設問:
a) 被災地の看護大学の支援活動を扱う提示文のうち、「被災地における看護大学の支援活動―兵庫県立看護大学の活動から」から「ての視点から振り返ってみる。」までの部分を、「被災地」を「被災区域」に改めて書き直してください。
b) 次の記述(i)〜(iii)が提示文の内容と一致するか、それぞれ「はい」か「いいえ」で答え、判断の根拠となる提示文の語句をそのまま引用してください。
(i) 震災当初から体系化された行動が取れた。
(ii) 教授会の下にボランティア長期プロジェクトが設けられた。
(iii) この提示文では、主に大学としての機能を取り戻す課題について振り返っている。
--- 提示文 ---
被災地における看護大学の支援活動―兵庫県立看護大学の活動から
南 裕子、看護 47: 46, 1995(担当:井上)
災害時における被災地の看護大学が直面する課題は、大学としての機能をどのように取り戻すかということと、看護の専門家を抱えた大学としてどのような役割を果たせばよいか、ということの2点である。ここでは主に後者の課題について、大学全体としての視点から振り返ってみる。
今回の震災は全く想像だにしていなかったので、最初から体系化された行動が取れたわけではなく、その場その場で臨機応変に対応してきた。暗中模索、試行錯誤の連続だったわけである。その中で、教員同士で情報交換を行い、大学全体として互いに何をしているか知り合う機会を設け、意見交換を活発にしてきた。また、学内の教員の活動を集約するために教授会の下にボランティア長期プロジェクトを設けた。
--- 提供レコード ---
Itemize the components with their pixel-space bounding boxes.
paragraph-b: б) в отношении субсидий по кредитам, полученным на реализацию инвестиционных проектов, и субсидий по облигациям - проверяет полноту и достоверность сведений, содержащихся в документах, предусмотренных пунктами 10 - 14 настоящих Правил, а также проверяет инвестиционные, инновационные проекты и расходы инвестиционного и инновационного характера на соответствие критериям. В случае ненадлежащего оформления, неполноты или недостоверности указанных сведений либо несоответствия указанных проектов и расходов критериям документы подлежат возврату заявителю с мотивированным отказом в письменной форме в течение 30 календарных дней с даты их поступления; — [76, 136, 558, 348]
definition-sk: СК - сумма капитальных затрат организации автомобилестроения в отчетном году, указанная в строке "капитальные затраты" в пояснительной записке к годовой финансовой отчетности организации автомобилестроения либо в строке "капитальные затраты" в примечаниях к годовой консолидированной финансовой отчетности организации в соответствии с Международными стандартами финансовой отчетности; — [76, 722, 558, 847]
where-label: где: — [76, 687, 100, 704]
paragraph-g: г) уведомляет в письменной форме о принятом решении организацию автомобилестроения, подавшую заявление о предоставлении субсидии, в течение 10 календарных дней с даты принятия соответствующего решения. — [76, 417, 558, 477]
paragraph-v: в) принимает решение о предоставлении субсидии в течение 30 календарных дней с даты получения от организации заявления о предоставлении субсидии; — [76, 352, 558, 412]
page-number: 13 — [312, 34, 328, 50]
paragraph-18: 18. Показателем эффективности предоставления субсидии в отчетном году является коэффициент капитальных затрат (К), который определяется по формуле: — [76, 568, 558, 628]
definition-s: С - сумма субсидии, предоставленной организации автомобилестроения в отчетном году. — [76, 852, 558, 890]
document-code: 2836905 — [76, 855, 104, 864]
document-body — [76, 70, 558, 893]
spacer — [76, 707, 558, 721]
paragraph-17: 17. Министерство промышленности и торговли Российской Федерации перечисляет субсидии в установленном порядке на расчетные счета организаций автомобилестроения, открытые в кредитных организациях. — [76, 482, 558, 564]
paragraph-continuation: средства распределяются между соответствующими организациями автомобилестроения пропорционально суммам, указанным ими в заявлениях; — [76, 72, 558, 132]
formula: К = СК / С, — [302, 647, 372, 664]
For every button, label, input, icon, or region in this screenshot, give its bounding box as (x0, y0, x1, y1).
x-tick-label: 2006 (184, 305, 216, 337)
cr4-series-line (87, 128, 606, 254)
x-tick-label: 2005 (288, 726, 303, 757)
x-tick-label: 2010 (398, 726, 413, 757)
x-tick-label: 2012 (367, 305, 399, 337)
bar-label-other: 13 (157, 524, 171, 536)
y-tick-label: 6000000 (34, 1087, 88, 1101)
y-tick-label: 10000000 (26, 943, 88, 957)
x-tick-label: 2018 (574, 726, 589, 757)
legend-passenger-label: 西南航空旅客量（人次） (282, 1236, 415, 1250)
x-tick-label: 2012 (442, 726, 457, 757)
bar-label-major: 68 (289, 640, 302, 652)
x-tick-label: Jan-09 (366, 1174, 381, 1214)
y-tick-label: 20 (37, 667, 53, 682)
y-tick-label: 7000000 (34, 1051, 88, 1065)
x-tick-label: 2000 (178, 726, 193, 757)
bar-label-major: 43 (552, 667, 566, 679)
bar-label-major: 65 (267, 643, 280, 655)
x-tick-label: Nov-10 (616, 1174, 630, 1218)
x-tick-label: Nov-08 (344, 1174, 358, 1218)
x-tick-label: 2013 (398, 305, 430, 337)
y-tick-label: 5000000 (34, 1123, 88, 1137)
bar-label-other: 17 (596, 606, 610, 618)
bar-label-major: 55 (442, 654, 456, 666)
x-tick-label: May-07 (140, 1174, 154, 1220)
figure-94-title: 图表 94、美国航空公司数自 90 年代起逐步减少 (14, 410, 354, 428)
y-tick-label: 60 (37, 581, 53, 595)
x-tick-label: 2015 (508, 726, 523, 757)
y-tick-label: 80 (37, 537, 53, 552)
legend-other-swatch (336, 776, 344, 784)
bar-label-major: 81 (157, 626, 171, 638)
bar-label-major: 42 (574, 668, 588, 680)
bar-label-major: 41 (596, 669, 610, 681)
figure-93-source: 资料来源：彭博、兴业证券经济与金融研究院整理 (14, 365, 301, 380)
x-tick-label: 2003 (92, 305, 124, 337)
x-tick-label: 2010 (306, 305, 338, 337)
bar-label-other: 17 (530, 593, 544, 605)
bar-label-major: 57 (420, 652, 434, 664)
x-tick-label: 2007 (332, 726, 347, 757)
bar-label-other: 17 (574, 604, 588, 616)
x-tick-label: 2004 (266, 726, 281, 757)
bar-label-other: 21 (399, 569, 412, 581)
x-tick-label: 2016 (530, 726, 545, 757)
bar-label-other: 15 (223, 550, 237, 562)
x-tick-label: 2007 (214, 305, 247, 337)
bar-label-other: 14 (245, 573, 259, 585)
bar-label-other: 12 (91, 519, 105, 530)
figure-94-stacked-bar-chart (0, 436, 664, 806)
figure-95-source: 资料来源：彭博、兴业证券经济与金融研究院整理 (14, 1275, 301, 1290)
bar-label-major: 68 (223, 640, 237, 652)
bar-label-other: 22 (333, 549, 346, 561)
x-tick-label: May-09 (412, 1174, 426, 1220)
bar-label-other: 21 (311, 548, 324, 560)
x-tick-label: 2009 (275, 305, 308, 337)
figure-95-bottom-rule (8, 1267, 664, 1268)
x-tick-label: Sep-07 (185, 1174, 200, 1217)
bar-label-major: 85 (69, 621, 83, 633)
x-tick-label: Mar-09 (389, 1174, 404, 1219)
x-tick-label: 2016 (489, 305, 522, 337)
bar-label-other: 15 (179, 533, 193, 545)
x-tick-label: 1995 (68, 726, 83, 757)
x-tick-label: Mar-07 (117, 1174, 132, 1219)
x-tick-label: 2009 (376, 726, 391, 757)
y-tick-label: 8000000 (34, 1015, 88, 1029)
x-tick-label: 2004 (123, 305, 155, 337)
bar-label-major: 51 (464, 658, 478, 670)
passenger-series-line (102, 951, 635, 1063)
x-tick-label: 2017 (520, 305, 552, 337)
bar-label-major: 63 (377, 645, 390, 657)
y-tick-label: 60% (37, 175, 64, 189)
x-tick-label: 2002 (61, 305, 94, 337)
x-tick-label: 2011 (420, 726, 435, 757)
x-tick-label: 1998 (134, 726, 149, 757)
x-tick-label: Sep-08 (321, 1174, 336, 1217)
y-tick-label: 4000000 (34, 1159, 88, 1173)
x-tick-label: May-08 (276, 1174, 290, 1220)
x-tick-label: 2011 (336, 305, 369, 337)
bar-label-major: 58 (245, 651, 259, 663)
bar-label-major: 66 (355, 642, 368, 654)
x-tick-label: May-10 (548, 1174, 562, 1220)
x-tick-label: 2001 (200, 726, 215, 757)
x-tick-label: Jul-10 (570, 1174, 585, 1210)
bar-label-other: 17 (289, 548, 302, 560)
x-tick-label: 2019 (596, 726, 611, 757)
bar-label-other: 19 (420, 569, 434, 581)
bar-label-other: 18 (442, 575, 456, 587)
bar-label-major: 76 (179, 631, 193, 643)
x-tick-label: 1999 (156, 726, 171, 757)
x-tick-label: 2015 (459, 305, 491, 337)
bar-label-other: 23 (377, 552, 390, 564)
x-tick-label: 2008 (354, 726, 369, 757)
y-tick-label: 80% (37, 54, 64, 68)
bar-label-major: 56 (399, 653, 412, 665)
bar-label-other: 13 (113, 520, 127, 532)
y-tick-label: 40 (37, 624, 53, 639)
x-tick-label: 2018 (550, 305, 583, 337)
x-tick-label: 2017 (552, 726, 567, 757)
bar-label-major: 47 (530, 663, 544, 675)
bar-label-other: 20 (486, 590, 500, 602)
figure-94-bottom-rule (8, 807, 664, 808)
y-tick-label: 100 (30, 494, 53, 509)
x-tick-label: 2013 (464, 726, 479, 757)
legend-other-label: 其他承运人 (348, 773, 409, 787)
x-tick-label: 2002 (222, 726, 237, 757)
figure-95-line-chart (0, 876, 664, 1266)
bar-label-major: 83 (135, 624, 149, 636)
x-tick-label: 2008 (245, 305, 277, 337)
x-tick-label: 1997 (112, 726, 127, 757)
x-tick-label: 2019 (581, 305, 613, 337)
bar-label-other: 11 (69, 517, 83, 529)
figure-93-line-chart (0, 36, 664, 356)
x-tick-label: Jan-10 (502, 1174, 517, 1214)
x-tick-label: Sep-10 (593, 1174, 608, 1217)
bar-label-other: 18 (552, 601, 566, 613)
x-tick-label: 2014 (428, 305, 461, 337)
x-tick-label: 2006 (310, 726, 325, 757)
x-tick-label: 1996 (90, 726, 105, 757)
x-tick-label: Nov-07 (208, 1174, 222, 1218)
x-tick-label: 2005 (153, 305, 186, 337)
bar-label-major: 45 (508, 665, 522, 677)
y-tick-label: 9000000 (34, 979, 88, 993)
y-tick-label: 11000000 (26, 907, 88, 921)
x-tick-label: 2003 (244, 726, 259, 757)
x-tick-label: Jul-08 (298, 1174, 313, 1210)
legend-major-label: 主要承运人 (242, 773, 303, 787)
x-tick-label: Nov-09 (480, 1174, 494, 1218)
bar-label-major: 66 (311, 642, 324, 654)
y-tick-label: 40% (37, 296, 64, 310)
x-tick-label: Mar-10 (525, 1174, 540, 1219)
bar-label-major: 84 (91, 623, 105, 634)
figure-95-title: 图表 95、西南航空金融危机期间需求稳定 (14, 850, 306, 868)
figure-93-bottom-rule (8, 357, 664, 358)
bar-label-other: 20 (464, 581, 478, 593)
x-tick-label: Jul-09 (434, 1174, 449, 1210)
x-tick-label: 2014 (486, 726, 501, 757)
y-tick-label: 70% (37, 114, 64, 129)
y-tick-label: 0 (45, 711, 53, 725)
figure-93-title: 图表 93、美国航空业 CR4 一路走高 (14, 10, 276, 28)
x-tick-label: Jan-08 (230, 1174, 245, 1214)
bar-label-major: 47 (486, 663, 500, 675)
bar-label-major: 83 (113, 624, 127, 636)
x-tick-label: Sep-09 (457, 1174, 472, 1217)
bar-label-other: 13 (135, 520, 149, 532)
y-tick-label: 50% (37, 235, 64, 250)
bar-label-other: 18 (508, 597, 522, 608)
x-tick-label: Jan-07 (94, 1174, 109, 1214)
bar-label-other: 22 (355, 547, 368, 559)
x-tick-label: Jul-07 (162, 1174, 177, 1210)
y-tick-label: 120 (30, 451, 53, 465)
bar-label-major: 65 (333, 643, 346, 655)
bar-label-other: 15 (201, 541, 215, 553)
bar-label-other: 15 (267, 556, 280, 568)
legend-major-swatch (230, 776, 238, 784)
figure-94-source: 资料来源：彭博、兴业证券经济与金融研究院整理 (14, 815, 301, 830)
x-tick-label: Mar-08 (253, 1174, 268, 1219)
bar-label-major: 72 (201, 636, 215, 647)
---
各設問の解答:
a)
被災区域における看護大学の支援活動―兵庫県立看護大学の活動から
南 裕子、看護 47: 46, 1995(担当:井上)
災害時における被災区域の看護大学が直面する課題は、大学としての機能をどのように取り戻すかということと、看護の専門家を抱えた大学としてどのような役割を果たせばよいか、ということの2点である。ここでは主に後者の課題について、大学全体としての視点から振り返ってみる。

b)
(i) いいえ。「最初から体系化された行動が取れたわけではなく」
(ii) はい。「教授会の下にボランティア長期プロジェクトを設けた」
(iii) いいえ。「ここでは主に後者の課題について、大学全体としての視点から振り返ってみる」